:: DATASET EXTRACT

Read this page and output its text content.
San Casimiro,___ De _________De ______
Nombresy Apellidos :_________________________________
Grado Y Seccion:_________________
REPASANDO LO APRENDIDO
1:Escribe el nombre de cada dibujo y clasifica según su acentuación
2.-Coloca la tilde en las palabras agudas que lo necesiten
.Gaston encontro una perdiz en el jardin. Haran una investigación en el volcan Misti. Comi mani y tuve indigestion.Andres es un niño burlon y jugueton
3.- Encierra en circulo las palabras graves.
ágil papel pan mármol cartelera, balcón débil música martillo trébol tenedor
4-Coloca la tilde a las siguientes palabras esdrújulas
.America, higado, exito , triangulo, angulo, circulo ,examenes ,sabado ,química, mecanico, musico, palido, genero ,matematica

::::

TASK DETAILS
Return all lines containing the word "Coloca".

COMPLETE OUTPUT
2.-Coloca la tilde en las palabras agudas que lo necesiten
4-Coloca la tilde a las siguientes palabras esdrújulas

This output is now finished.